■ Task statement
Reproduce everything in the material from the line containing "heatmap-cell — [1176, 778, 1189, 791]" down to the line containing "sidebar-item-sample-app[interactable]: › sample", including both of those lines, and nothing else.

■ Dataset entries
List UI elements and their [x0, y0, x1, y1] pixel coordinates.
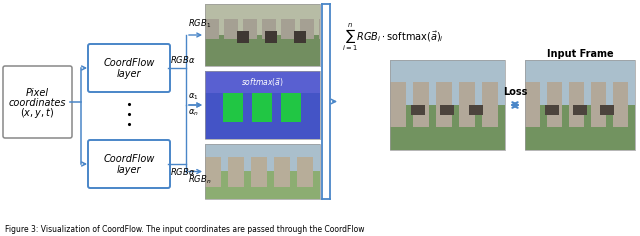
Text: Pixel: Pixel	[26, 88, 49, 98]
Text: layer: layer	[116, 165, 141, 175]
Text: layer: layer	[116, 69, 141, 79]
Text: Figure 3: Visualization of CoordFlow. The input coordinates are passed through t: Figure 3: Visualization of CoordFlow. Th…	[5, 224, 365, 233]
FancyBboxPatch shape	[88, 140, 170, 188]
Text: $RGB\alpha$: $RGB\alpha$	[170, 166, 195, 177]
Bar	[390, 60, 505, 150]
Text: coordinates: coordinates	[9, 98, 67, 108]
Text: $RGB_1$: $RGB_1$	[188, 17, 211, 30]
Text: Input Frame: Input Frame	[547, 49, 613, 59]
FancyBboxPatch shape	[88, 44, 170, 92]
Bar	[205, 4, 320, 66]
Text: $(x,y,t)$: $(x,y,t)$	[20, 106, 54, 120]
Bar	[205, 71, 320, 139]
Text: CoordFlow: CoordFlow	[103, 58, 155, 68]
Text: $\alpha_n$: $\alpha_n$	[188, 108, 199, 118]
FancyBboxPatch shape	[3, 66, 72, 138]
Text: $RGB\alpha$: $RGB\alpha$	[170, 54, 195, 65]
Text: $\sum_{i=1}^{n}RGB_i\cdot\mathrm{softmax}(\vec{a})_i$: $\sum_{i=1}^{n}RGB_i\cdot\mathrm{softmax…	[342, 22, 444, 53]
Text: Loss: Loss	[503, 87, 527, 97]
Text: CoordFlow: CoordFlow	[103, 154, 155, 164]
Bar	[205, 144, 320, 199]
Bar	[525, 60, 635, 150]
Text: $RGB_n$: $RGB_n$	[188, 173, 211, 186]
Text: $\alpha_1$: $\alpha_1$	[188, 92, 198, 102]
Text: softmax$(\vec{a})$: softmax$(\vec{a})$	[241, 77, 284, 89]
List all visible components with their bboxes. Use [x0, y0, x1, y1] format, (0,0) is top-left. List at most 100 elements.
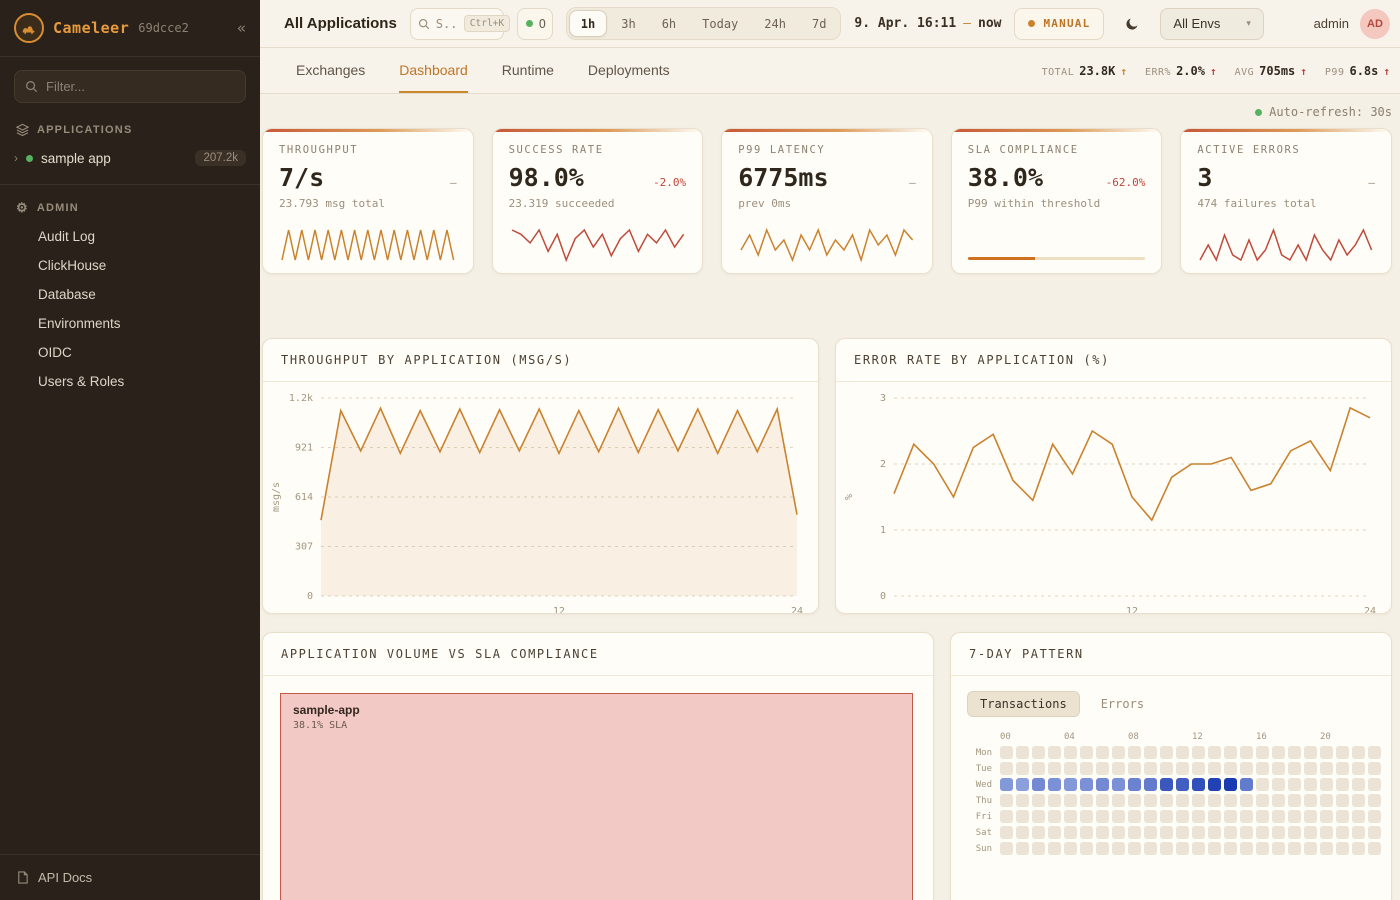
heatmap-cell — [1176, 778, 1189, 791]
chevron-right-icon[interactable]: › — [14, 151, 18, 165]
admin-section: ⚙ ADMIN Audit Log ClickHouse Database En… — [0, 185, 260, 396]
heatmap-cell — [1144, 794, 1157, 807]
heatmap-cell — [1048, 746, 1061, 759]
sidebar-item-sample-app[interactable]: › sample app 207.2k — [0, 144, 260, 172]
heatmap-cell — [1096, 746, 1109, 759]
heatmap-cell — [1064, 842, 1077, 855]
search-icon — [418, 18, 430, 30]
heatmap-cell — [1352, 746, 1365, 759]
heatmap-cell — [1048, 794, 1061, 807]
envs-select[interactable]: All Envs ▾ — [1160, 7, 1264, 40]
chart-title: THROUGHPUT BY APPLICATION (MSG/S) — [263, 339, 818, 382]
heatmap-cell — [1080, 842, 1093, 855]
heatmap-cell — [1368, 810, 1381, 823]
sidebar: Cameleer 69dcce2 « APPLICATIONS › sample… — [0, 0, 260, 900]
gradient-bar — [951, 129, 1162, 132]
tab-deployments[interactable]: Deployments — [587, 61, 670, 78]
time-range-7d[interactable]: 7d — [800, 10, 838, 37]
heatmap-cell — [1288, 842, 1301, 855]
heatmap-cell — [1240, 794, 1253, 807]
heatmap-day-label: Mon — [975, 747, 992, 758]
sla-progress-fill — [967, 257, 1036, 260]
search-icon — [25, 80, 38, 93]
global-search[interactable]: Ctrl+K — [409, 7, 511, 40]
heatmap-cell — [1304, 762, 1317, 775]
sidebar-filter-input[interactable] — [46, 79, 235, 94]
heatmap-cell — [1192, 762, 1205, 775]
tab-exchanges[interactable]: Exchanges — [296, 61, 366, 78]
kpi-delta: -62.0% — [1105, 176, 1146, 189]
global-search-input[interactable] — [435, 16, 458, 31]
throughput-chart: 0 307 614 921 1.2k 12 24 msg/s — [271, 393, 803, 613]
tab-errors[interactable]: Errors — [1100, 697, 1145, 711]
heatmap-cell — [1240, 810, 1253, 823]
heatmap-cell — [1128, 746, 1141, 759]
svg-text:24: 24 — [1364, 606, 1376, 613]
heatmap-cell — [1256, 778, 1269, 791]
heatmap-cell — [1320, 778, 1333, 791]
heatmap-cell — [1032, 810, 1045, 823]
up-arrow-icon: ↑ — [1120, 64, 1127, 78]
tab-dashboard[interactable]: Dashboard — [399, 48, 468, 93]
heatmap-cell — [1080, 794, 1093, 807]
heatmap-cell — [1272, 810, 1285, 823]
heatmap-cell — [1160, 826, 1173, 839]
gradient-bar — [492, 129, 703, 132]
heatmap-cell — [1144, 842, 1157, 855]
sidebar-item-environments[interactable]: Environments — [38, 316, 121, 331]
heatmap-cell — [1000, 794, 1013, 807]
time-range-24h[interactable]: 24h — [752, 10, 798, 37]
heatmap-cell — [1144, 746, 1157, 759]
heatmap-cell — [1064, 762, 1077, 775]
date-range[interactable]: 9. Apr. 16:11 – now — [854, 16, 1001, 31]
heatmap-cell — [1160, 778, 1173, 791]
tab-transactions[interactable]: Transactions — [967, 691, 1080, 717]
heatmap-cell — [1352, 762, 1365, 775]
tabs-row: Exchanges Dashboard Runtime Deployments … — [260, 48, 1400, 94]
document-icon — [16, 871, 29, 884]
time-range-6h[interactable]: 6h — [650, 10, 688, 37]
api-docs-link[interactable]: API Docs — [0, 854, 260, 900]
sidebar-item-clickhouse[interactable]: ClickHouse — [38, 258, 107, 273]
kpi-value: 6775ms — [738, 163, 829, 192]
kpi-card-success-rate: SUCCESS RATE 98.0% -2.0% 23.319 succeede… — [491, 128, 704, 274]
treemap-sample-app[interactable]: sample-app 38.1% SLA — [280, 693, 913, 900]
up-arrow-icon: ↑ — [1383, 64, 1390, 78]
date-to: now — [978, 16, 1002, 31]
heatmap-cell — [1208, 826, 1221, 839]
heatmap-cell — [1032, 826, 1045, 839]
heatmap-cell — [1288, 826, 1301, 839]
manual-refresh-button[interactable]: MANUAL — [1014, 7, 1105, 40]
sidebar-item-oidc[interactable]: OIDC — [38, 345, 72, 360]
chart-title: ERROR RATE BY APPLICATION (%) — [836, 339, 1391, 382]
sidebar-item-users-roles[interactable]: Users & Roles — [38, 374, 125, 389]
heatmap-cell — [1192, 842, 1205, 855]
time-range-3h[interactable]: 3h — [609, 10, 647, 37]
sidebar-item-database[interactable]: Database — [38, 287, 96, 302]
heatmap-cell — [1176, 826, 1189, 839]
dark-mode-toggle[interactable] — [1117, 9, 1147, 39]
metric-total: TOTAL 23.8K ↑ — [1041, 63, 1127, 78]
manual-label: MANUAL — [1043, 17, 1091, 30]
live-status-pill[interactable]: O — [516, 7, 553, 40]
time-range-group: 1h 3h 6h Today 24h 7d — [565, 7, 842, 40]
avatar[interactable]: AD — [1360, 8, 1390, 39]
heatmap-cell — [1160, 794, 1173, 807]
time-range-1h[interactable]: 1h — [568, 10, 608, 37]
sidebar-collapse-button[interactable]: « — [236, 19, 246, 37]
charts-row: THROUGHPUT BY APPLICATION (MSG/S) 0 307 61… — [262, 338, 1392, 614]
applications-section: APPLICATIONS › sample app 207.2k — [0, 107, 260, 185]
sparkline — [740, 227, 914, 263]
heatmap-cell — [1336, 762, 1349, 775]
topbar: All Applications Ctrl+K O 1h 3h 6h Today… — [260, 0, 1400, 48]
username: admin — [1313, 16, 1349, 31]
date-separator: – — [963, 16, 971, 31]
heatmap-cell — [1048, 826, 1061, 839]
tab-runtime[interactable]: Runtime — [501, 61, 554, 78]
sidebar-item-audit-log[interactable]: Audit Log — [38, 229, 96, 244]
heatmap-cell — [1240, 842, 1253, 855]
moon-icon — [1124, 16, 1140, 32]
time-range-today[interactable]: Today — [690, 10, 750, 37]
heatmap-cell — [1176, 762, 1189, 775]
chart-title: APPLICATION VOLUME VS SLA COMPLIANCE — [263, 633, 933, 676]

■ Result below
heatmap-cell — [1176, 778, 1189, 791]
chevron-right-icon[interactable]: › — [14, 151, 18, 165]
admin-section: ⚙ ADMIN Audit Log ClickHouse Database En… — [0, 185, 260, 396]
heatmap-cell — [1144, 794, 1157, 807]
heatmap-cell — [1048, 746, 1061, 759]
sidebar-item-sample-app[interactable]: › sample app 207.2k — [0, 144, 260, 172]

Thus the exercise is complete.